→ Lista de tarefas
• A. No texto sobre proteção de dados pessoais na cidade, quem elaborou o texto-base do projeto?
• B. Traduza para o inglês esta frase do texto sobre proteção de dados pessoais na cidade: "Em muitos casos, essas informações estratégicas são armazenadas e controladas por empresas privadas, que vão usá-las de acordo com seu próprio interesse."
• C. Continue o texto sobre proteção de dados pessoais na cidade a partir da última frase apresentada.

Nossos dados pessoais são cada vez mais valiosos e desprotegidos na cidade: das câmeras à proliferação dos aplicativos, passando pela coleta de dados de acesso à internet nos espaços públicos. Em muitos casos, essas informações estratégicas são armazenadas e controladas por empresas privadas, que vão usá-las de acordo com seu próprio interesse. Muitas vezes, interesses contrários aos nossos.
Cruzando informações de consumo, fluxos e horários de circulação das pessoas na cidade, empresas podem decidir sobre dar ou não crédito, podem antecipar perfis de doenças para encarecer planos de saúde, prejudicar pessoas presentes em manifestações, oferecer publicidade invasiva, revelar informações sensíveis de seus adversários, entre tantos abusos possíveis.
Por isso, além da necessidade de uma lei de proteção de dados pessoais nacional, tratada na campanha #SeusDadosSãoVocê, da Coalizão Direitos na Rede, começamos a discutir a urgência da proteção de dados pessoais no âmbito municipal.
O projeto vem sendo tratado por uma série pesquisadores e organizações da sociedade civil, entre as quais o Intervozes. A elaboração do texto-base foi feita pelo advogado Bruno Bioni, pesquisador da Rede Latino-Americana de Estudos sobre Vigilância, Tecnologia e Sociedade (LAVITS), em uma iniciativa coordenada por Paulo Lara, cientista social, mestre em sociologia e pesquisador vinculado à rede LAVITS.

→ Entradas de dados
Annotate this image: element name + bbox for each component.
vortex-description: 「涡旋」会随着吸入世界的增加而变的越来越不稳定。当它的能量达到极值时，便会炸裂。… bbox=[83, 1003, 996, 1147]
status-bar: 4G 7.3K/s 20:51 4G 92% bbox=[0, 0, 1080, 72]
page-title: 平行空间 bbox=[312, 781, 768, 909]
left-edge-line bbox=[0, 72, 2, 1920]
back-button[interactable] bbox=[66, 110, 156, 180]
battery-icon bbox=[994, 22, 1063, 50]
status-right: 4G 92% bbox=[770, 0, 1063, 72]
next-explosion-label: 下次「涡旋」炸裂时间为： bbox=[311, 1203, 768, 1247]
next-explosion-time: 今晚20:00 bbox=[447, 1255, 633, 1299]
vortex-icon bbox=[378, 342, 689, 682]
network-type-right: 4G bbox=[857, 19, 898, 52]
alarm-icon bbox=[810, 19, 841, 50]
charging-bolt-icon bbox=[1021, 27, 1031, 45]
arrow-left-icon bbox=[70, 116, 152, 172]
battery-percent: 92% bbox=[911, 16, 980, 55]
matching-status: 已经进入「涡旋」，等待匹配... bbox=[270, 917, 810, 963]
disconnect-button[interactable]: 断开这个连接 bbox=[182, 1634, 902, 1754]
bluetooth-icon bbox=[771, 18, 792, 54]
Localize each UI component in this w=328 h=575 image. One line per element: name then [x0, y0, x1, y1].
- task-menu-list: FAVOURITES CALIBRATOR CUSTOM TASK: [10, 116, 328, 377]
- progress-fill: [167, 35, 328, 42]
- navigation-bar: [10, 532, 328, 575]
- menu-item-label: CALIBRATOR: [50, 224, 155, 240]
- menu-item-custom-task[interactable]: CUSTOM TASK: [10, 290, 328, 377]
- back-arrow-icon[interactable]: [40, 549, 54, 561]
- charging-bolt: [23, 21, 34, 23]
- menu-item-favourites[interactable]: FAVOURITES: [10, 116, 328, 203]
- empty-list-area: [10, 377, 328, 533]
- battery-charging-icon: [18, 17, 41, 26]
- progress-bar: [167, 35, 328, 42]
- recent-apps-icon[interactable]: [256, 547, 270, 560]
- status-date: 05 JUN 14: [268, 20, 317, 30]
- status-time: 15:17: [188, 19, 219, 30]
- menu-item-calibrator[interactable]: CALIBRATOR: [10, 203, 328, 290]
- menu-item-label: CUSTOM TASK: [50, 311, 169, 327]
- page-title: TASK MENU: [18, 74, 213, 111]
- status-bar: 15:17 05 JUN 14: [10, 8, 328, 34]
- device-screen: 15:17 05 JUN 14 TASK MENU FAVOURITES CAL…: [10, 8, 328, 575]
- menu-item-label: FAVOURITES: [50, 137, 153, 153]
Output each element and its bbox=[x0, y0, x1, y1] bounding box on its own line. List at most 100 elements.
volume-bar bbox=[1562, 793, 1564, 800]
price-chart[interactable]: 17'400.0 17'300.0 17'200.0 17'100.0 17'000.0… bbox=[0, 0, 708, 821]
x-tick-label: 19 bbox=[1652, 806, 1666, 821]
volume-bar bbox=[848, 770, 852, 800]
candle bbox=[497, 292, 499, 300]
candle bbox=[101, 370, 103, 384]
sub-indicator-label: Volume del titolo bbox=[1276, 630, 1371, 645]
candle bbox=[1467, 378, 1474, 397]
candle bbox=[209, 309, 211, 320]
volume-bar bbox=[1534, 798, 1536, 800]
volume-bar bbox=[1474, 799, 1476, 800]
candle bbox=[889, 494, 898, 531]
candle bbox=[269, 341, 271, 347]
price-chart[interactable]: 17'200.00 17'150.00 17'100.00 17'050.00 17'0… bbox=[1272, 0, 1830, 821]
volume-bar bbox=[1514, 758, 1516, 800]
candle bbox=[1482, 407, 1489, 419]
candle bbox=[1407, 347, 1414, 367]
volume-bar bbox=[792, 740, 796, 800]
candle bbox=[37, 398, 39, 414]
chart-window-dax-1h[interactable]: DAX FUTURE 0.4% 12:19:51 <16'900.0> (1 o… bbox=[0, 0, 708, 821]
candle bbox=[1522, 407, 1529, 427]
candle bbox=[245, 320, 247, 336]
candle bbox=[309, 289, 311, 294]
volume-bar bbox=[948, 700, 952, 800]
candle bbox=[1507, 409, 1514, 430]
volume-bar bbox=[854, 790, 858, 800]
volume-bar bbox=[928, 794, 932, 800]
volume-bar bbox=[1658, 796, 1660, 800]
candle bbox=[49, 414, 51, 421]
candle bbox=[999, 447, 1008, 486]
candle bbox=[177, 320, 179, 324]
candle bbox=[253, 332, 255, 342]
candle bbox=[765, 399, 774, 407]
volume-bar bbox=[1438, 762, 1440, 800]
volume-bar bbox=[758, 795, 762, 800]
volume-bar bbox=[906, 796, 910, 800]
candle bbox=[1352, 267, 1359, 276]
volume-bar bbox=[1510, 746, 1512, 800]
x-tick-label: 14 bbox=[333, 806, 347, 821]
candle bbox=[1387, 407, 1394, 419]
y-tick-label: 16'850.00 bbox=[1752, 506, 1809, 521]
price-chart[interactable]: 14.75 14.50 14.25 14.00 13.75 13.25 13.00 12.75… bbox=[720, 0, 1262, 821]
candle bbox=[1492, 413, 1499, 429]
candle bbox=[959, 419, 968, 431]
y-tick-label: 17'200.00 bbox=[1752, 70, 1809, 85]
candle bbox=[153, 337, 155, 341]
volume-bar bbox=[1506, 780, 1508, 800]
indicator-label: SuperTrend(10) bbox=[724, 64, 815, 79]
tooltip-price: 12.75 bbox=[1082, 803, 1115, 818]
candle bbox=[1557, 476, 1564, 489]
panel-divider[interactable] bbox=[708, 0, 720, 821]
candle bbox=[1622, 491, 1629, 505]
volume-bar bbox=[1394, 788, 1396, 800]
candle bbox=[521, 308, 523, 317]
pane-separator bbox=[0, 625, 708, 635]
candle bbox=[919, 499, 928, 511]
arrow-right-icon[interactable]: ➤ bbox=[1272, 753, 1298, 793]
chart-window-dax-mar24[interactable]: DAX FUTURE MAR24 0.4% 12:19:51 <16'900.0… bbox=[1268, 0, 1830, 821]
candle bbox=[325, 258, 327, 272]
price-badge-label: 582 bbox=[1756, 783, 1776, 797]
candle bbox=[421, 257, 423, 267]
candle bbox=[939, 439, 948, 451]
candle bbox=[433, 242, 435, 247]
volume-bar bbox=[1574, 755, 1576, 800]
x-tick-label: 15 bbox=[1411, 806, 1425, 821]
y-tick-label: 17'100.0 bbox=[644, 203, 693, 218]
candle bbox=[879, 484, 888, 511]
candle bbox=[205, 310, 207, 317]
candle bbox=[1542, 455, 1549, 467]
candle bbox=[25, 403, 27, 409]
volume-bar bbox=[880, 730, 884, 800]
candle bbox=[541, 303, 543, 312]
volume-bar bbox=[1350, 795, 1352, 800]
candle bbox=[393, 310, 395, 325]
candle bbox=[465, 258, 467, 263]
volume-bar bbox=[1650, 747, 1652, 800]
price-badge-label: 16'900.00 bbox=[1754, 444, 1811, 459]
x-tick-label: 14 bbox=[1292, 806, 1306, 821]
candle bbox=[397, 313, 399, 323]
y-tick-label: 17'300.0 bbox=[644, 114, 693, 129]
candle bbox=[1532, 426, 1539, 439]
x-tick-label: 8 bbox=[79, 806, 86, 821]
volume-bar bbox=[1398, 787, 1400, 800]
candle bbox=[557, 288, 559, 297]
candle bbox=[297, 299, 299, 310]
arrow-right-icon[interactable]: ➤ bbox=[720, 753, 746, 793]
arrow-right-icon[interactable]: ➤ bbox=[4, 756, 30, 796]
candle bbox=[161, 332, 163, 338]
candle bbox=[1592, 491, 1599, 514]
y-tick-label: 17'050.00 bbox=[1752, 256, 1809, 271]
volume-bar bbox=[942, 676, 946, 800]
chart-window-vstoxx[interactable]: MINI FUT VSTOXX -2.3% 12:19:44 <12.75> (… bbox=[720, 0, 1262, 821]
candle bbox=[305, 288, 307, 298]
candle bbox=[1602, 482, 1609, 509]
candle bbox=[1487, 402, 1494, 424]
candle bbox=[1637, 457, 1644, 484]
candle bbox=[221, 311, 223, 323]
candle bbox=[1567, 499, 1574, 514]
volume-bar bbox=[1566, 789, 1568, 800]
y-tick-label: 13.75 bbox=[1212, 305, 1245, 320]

→ Respostas dos exercícios
• A. O advogado Bruno Bioni, pesquisador da Rede Latino-Americana de Estudos sobre Vigilância, Tecnologia e Sociedade (LAVITS).

• B. In many cases, this strategic information is stored and controlled by private companies, which will use it according to their own interests.

• C.
Campinas, no interior de São Paulo, foi a primeira cidade a colocar a iniciativa em prática: no último dia 21 de setembro, o vereador Pedro Tourinho (PT) protocolou o projeto de lei de proteção de dados pessoais no âmbito municipal. Mas já há diálogos com vereadores de diferentes cidades e dos mais diversos partidos para que apresentem projetos de lei similares.
A proposta de uma Lei Municipal de Proteção de Dados Pessoais é regular a coleta e o tratamento de dados por parte da gestão municipal e empresas por ela contratadas, garantindo que as informações sejam utilizadas com transparência e para fins legítimos.
O projeto engloba as bases de dados dos serviços públicos, o uso de dados para orientar a formulação de políticas municipais e os parâmetros para a gestão pública fazer uso dos dados, garantindo aos cidadãos o controle sobre seus dados pessoais.
Direito à cidade e dados pessoais
A incorporação das tecnologias da informação e do uso massivo de dados na organização do espaço urbano não é, em si, uma ameaça à cidadania. A questão é: a qual projeto de cidade está submetida?
Há possibilidade de que os dados, com autorização e ciência dos cidadãos, possam ser usados, preservando ao máximo o direito à privacidade, para planejamento e definição de uma política pública orientada por evidências e para dar subsídios à participação das pessoas no planejamento.
Não é o que está acontecendo.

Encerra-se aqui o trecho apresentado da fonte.